## Extrait du document

○ ○ ○ ○ ○

Pierre-Marie Lledo, Interview Sur le bon usage des écrans ↗
Les notifications et alertes des smartphones génèrent des symptômes similaires au TDAH, Trouble du déficit de l’attention.
Être constamment interrompu par des alertes et des notifications peut contribuer à une augmentation problématique du déficit d’attention dans notre société numérique connectée.
Kostadin Kushlev chercheur en psychologie
Silence Your Phones”: Smartphone Notifications Increase Inattention and Hyperactivity Symptoms ↗
Une activité numérique multitâches peut causer des troubles de l’attention qui peuvent générer des difficultés à se focaliser sur une dimension particulière et une altération de la mémoire. A terme, c’est un risque non négligeable de connaître des troubles de l’humeur tels que l’anxiété, la dépression ou l’hyperactivité.
Jongler entre différents écrans rend les consommateurs moins aptes à filtrer les distractions – ils sont de plus en plus avides de nouveautés, ce qui offre davantage d’opportunités de pirater leurs attention.
Jonathan Crary, 24/7: Le capitalisme à l’assaut du sommeil, 2013 ↗
Une méta-analyse d’articles a révélé une corrélation négative entre le multitâche multimédia et la mémoire. Cette constatation est notable car la plupart des médias sociaux et des applications sont pris dans une course à notre attention, augmentant notre niveau de multitâche.
Uncapher et Wagner, 2018, Arthur M. Sackler, Colloque de la National Academy of Science ↗
Santé physique
L’usage excessif des écrans peut avoir des effets néfastes sur la santé physique.
L’usage déraisonnable de nos appareils numériques peut être à l’origine de douleurs et déclencher des troubles musculo-squelettiques (TMS) qui affectent les tendons et muscles dans la région lombaire, de la nuque, des épaules, des poignets et des mains. 5 % des TMS en France seraient dus au travail sur écran.

○ ○ ○ ○ ○

## Questions
(a) D'après l'extrait sur l'usage des écrans, quelle proportion des TMS en France serait due au travail sur écran ?
(b) Traduisez en anglais la phrase suivante de l'extrait sur l'usage des écrans : « L’usage excessif des écrans peut avoir des effets néfastes sur la santé physique. »
(c) Prolongez l'extrait sur l'usage des écrans à partir de l'endroit où il s'arrête.

Lignes sources:
○ ○ ○ ○ ○

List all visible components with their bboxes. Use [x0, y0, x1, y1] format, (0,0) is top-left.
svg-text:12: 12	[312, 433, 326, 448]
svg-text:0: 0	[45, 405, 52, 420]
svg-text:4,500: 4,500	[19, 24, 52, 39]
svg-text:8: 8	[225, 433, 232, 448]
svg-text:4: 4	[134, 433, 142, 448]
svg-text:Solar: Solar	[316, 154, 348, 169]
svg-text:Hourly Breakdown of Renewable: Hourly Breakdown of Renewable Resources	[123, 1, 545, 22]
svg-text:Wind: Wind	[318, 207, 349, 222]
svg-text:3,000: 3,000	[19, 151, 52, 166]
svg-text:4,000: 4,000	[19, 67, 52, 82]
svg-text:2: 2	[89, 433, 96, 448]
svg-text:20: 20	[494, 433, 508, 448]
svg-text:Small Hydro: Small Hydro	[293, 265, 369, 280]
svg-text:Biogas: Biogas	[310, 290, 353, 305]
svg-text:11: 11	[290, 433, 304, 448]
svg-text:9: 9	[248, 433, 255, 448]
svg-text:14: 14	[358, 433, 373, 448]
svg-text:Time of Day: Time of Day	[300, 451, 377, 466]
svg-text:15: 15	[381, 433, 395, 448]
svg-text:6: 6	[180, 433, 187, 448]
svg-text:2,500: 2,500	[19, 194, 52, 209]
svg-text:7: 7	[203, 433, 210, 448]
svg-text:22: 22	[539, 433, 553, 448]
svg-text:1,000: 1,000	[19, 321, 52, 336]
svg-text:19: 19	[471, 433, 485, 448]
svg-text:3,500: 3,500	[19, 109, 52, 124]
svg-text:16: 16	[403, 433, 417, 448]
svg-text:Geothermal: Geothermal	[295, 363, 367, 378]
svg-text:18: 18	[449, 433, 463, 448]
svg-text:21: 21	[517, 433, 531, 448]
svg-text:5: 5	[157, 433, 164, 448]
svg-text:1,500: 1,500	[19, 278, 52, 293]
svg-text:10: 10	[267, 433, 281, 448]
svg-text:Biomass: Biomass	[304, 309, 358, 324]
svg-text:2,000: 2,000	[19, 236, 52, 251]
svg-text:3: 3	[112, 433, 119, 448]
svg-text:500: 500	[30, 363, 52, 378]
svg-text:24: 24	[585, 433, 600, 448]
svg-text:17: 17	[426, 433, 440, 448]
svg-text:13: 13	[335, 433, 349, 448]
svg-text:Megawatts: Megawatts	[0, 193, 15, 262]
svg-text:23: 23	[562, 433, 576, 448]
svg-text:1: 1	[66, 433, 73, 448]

○ ○ ○ ○ ○

## Réponses fournies
(a) 5 % des TMS en France seraient dus au travail sur écran.

(b) Excessive screen use can have harmful effects on physical health.

(c)
Le “text neck” est une des TMS les plus fréquente chez les usagers numériques. Cette expression désigne les douleurs qui apparaissent au niveau des cervicales suite à l’usage des smartphones, tablettes numériques et autres écrans d’ordinateurs.
INRS ↗
L’inactivité physique et la sédentarité gagnent du terrain et cette situation est d’autant plus préoccupante que l’inactivité physique est considérée comme le quatrième facteur de maladies non transmissibles dans le monde.
Cette baisse de l’activité physique est corrélée à l’augmentation des comportements sédentaires et notamment à la pratique croissante des écrans.
Il existe une corrélation entre baisse de l’activité physique et usage croissant des écrans.
L’immense risque de ce début de XXIe siècle, qui vaut pour les hommes et les femmes, mais encore plus semble-t-il pour les femmes, c’est cette sédentarisation par le biais d’une communication qui est de plus en plus immobilisatrice.
Jean Francois Toussaint, professeur de physiologie et directeur de l’IRMES.
Étude ESTEBAN 2014-2015 / Activité physique et sédentarité ↗
La surexposition aux éclairages artificiels des appareils numériques peut avoir des conséquences délétères à court et long terme.
Lumière bleue
Dans son expertise de 2019, l’ANSES attire l’attention sur les dangers de ces lumières bleue et met en lumière deux types d’effets néfastes sur la rétine :
- Effets phototoxiques à court terme liés à une exposition aiguë.
- Effets à long terme liés à une exposition chronique, qui augmentent le risque de survenue d’une dégénérescence maculaire liée à l’âge.
L’ANSES alerte tout particulièrement sur la plus forte vulnérabilité des enfants et des jeunes dont les yeux ne filtrent pas complètement la lumière bleue.
Effets sur la santé humaine et sur l’environnement des systèmes utilisant des LED, Expertise Anses, 2019 ↗
Syndrome de l’oeil sec
Le syndrome de l’oeil sec se caractérise par un manque de larmes provoquant des sensations de brûlures ou d’irritation. Il peut être lié à plusieurs facteurs :
- La climatisation qui assèche l’air ambiant.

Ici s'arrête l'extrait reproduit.